◆ Prompt
Note how many lines hold "مجاني" and report that number by itself.
Start of Excerpted data
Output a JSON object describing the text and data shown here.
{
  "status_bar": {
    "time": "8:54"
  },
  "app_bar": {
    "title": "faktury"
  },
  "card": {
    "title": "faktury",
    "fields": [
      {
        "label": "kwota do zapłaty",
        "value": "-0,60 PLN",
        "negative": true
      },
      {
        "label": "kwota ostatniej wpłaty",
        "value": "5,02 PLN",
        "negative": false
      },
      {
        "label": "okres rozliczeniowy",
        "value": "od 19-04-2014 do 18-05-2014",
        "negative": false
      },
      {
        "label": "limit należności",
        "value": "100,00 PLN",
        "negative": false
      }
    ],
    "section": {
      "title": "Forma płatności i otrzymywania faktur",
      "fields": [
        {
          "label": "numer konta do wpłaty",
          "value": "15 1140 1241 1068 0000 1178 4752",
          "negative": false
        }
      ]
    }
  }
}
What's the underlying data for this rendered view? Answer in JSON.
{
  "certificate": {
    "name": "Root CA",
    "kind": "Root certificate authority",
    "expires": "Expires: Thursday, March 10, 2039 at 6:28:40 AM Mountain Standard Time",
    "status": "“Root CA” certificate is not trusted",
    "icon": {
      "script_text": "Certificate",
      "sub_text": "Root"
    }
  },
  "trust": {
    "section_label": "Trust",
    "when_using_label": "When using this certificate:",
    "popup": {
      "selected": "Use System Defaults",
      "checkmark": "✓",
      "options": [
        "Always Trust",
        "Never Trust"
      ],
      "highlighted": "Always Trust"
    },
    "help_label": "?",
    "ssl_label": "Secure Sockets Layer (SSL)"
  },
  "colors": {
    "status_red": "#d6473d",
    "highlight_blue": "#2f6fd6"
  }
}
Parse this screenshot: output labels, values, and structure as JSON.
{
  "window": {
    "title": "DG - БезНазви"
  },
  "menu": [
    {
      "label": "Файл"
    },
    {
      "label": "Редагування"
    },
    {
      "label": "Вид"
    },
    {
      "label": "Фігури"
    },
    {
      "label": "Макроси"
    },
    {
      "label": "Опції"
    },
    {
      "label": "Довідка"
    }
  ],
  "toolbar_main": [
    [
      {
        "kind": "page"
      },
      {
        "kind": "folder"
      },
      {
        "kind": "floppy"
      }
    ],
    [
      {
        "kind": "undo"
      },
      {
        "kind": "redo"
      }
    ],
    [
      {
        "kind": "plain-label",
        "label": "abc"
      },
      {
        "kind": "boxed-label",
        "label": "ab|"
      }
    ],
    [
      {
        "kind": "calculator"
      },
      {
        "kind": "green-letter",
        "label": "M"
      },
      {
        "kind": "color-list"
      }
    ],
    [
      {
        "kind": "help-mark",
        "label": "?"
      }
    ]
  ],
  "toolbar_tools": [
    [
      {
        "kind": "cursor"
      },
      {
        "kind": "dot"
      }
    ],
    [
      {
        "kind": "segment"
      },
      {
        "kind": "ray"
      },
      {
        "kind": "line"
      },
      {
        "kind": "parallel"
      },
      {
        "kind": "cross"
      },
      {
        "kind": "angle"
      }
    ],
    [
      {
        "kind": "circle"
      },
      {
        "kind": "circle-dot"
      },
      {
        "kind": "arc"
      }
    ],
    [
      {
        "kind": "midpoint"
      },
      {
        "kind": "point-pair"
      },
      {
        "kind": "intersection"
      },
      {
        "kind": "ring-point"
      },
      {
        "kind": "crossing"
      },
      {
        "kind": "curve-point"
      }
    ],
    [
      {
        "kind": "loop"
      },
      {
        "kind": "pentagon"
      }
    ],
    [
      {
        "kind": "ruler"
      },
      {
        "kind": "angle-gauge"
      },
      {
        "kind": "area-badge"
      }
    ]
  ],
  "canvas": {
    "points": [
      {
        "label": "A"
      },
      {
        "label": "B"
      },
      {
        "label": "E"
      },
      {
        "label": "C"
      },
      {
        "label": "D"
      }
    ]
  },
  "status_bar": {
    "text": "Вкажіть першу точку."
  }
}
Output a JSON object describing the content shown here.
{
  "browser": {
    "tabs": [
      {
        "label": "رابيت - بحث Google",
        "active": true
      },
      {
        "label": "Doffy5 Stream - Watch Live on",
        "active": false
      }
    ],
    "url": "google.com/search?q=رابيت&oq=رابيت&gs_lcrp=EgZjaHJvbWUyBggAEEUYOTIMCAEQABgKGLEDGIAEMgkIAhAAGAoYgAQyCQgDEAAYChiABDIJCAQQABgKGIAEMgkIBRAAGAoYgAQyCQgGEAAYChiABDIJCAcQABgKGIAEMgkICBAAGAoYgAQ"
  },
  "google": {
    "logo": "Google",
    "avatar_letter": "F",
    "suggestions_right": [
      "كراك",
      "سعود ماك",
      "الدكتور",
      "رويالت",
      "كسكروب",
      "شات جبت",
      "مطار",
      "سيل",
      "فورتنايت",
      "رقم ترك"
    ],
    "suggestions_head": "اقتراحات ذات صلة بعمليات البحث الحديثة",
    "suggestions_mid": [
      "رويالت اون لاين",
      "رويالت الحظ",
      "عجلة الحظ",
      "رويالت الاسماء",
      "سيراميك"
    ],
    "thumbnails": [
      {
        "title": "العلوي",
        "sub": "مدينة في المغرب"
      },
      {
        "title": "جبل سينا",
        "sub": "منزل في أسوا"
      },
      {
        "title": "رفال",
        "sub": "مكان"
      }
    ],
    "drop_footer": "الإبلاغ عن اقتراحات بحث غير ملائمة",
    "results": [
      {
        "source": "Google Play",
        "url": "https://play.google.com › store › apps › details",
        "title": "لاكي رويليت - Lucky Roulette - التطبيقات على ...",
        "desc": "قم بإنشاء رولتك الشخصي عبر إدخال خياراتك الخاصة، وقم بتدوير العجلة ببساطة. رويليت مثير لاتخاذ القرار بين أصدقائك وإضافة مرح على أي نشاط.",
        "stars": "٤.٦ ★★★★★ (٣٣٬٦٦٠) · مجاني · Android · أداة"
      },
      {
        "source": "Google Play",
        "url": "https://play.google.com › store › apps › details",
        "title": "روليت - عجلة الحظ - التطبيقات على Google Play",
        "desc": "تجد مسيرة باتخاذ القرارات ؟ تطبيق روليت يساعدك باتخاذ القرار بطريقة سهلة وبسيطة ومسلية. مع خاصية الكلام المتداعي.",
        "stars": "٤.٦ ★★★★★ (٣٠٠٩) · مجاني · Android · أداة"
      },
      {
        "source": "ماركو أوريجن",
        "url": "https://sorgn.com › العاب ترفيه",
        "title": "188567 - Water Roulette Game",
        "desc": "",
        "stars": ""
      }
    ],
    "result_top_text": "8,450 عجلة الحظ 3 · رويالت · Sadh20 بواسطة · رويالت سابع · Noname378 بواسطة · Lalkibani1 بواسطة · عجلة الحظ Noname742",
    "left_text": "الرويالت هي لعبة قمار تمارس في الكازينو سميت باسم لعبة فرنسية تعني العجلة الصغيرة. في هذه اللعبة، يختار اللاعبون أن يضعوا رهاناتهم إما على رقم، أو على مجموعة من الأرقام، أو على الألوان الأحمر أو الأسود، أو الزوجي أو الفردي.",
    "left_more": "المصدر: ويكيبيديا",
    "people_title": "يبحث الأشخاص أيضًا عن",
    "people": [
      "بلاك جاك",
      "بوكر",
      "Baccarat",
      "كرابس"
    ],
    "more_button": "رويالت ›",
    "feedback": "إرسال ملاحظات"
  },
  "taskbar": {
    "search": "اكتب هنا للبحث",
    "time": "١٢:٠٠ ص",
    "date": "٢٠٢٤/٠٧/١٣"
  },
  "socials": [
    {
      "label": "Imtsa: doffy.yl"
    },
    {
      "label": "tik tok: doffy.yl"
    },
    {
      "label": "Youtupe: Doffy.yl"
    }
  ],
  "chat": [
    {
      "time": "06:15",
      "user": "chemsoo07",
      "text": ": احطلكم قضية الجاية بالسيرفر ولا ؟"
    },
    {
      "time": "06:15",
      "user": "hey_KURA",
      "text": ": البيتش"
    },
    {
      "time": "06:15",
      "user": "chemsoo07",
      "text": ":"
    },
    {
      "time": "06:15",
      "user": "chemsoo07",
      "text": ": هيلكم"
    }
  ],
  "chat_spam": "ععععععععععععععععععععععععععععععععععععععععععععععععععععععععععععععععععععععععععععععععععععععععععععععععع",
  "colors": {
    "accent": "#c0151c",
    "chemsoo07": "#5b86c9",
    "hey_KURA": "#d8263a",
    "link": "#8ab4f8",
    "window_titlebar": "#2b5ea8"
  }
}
End of Excerpted data
◆ Response
2